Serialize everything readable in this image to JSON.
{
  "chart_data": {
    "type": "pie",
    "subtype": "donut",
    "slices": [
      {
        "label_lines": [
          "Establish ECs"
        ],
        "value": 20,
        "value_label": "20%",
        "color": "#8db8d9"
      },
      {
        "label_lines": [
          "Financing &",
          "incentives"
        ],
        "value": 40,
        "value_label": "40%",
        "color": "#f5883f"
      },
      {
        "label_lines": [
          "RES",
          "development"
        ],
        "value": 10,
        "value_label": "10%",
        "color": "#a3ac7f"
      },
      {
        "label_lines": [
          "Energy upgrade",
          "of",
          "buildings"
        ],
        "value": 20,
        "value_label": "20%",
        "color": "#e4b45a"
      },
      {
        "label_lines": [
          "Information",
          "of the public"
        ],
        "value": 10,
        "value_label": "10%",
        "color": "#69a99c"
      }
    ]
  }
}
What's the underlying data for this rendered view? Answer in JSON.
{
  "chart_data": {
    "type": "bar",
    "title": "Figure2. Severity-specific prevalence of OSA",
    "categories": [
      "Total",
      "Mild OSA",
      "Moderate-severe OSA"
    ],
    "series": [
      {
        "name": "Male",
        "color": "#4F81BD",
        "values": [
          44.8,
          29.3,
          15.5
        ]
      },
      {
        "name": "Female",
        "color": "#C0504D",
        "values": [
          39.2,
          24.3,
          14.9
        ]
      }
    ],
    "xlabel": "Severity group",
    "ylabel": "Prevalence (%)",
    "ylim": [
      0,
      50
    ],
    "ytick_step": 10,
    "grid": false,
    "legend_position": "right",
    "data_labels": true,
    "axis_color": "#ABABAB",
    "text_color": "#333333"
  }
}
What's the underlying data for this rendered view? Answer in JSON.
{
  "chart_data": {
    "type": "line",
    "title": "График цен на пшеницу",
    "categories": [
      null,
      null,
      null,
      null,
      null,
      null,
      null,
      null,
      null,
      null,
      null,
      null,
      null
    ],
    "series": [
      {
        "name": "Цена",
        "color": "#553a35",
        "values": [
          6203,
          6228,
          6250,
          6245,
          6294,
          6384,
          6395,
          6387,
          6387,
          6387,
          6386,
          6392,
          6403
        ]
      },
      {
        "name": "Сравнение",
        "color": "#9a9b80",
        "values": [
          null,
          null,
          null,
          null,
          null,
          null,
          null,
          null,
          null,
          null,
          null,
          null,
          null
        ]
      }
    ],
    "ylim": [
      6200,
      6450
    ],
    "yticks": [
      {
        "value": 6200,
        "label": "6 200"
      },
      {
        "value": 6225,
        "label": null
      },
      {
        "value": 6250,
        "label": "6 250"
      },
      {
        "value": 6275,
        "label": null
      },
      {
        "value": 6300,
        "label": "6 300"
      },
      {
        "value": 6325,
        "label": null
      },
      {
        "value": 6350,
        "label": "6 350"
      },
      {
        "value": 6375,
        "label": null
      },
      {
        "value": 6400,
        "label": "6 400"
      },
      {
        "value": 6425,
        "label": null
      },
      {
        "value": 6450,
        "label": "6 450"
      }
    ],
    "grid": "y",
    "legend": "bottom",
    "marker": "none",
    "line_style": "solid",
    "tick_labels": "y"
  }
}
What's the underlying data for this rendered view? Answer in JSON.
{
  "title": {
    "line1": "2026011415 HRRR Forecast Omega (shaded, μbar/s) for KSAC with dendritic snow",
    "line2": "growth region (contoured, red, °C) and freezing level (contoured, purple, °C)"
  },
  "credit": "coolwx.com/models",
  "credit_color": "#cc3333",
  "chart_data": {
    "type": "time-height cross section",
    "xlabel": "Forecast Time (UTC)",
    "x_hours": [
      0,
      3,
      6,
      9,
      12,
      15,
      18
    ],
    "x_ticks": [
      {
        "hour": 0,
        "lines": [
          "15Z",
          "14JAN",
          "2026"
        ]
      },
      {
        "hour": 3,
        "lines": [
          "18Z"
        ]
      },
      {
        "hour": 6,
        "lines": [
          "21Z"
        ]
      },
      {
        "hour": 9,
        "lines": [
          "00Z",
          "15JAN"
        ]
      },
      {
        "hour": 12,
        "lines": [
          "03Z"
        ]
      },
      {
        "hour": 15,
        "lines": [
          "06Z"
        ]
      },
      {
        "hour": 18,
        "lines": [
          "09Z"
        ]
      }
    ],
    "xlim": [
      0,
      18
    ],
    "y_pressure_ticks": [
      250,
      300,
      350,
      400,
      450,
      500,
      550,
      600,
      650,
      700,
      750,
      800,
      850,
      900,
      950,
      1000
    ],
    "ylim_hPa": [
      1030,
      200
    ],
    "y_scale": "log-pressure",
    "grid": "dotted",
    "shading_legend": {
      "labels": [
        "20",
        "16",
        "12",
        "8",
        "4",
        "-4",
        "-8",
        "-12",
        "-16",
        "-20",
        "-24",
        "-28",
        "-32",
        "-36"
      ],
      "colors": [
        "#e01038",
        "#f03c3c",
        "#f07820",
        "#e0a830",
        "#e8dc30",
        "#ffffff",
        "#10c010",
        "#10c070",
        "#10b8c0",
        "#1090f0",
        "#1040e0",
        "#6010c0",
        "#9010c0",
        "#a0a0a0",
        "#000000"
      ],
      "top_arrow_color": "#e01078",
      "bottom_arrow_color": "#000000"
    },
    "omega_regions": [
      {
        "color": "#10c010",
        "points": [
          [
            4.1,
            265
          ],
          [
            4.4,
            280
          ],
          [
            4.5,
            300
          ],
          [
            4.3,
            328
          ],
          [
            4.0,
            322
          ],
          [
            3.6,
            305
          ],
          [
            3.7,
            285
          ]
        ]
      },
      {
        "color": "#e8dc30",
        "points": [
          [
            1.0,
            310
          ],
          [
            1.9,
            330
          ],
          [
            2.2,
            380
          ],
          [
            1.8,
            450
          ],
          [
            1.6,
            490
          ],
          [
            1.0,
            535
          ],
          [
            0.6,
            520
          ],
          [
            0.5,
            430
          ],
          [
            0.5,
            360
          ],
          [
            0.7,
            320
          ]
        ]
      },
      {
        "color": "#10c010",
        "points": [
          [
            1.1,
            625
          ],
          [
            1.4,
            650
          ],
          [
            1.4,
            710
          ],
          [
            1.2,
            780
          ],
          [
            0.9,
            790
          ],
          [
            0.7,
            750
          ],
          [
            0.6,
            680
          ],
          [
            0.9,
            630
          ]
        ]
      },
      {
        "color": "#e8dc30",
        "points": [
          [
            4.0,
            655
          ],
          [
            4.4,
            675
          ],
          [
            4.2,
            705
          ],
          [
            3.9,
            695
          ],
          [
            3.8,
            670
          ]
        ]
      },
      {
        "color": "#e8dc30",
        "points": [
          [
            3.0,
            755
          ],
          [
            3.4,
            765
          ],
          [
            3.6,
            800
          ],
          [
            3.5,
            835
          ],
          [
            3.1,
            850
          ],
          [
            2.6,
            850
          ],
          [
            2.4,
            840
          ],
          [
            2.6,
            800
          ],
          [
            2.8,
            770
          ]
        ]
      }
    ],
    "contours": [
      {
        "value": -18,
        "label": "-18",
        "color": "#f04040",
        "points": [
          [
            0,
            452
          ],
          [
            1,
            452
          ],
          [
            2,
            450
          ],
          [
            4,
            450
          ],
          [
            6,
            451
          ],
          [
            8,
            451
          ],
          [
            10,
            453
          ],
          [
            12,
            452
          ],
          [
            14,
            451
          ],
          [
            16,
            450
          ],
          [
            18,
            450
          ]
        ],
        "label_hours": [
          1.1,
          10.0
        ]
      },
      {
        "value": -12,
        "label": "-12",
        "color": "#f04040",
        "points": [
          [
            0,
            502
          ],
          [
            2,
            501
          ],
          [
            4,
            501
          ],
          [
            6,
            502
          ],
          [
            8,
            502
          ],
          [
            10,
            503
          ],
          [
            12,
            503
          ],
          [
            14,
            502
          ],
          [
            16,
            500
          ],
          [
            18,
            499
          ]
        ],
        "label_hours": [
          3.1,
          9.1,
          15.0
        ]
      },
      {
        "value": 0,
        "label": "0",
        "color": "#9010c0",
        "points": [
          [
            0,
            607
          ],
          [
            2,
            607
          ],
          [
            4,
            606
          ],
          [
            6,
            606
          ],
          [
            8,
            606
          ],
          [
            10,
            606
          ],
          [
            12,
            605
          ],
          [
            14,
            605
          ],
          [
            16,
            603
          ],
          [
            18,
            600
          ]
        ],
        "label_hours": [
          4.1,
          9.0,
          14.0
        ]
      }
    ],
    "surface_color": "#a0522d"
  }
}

Do this:
Pull out every line of the records that includes the string "title".

Output below:
    "title": "Figure2. Severity-specific prevalence of OSA",
    "title": "График цен на пшеницу",
  "title": {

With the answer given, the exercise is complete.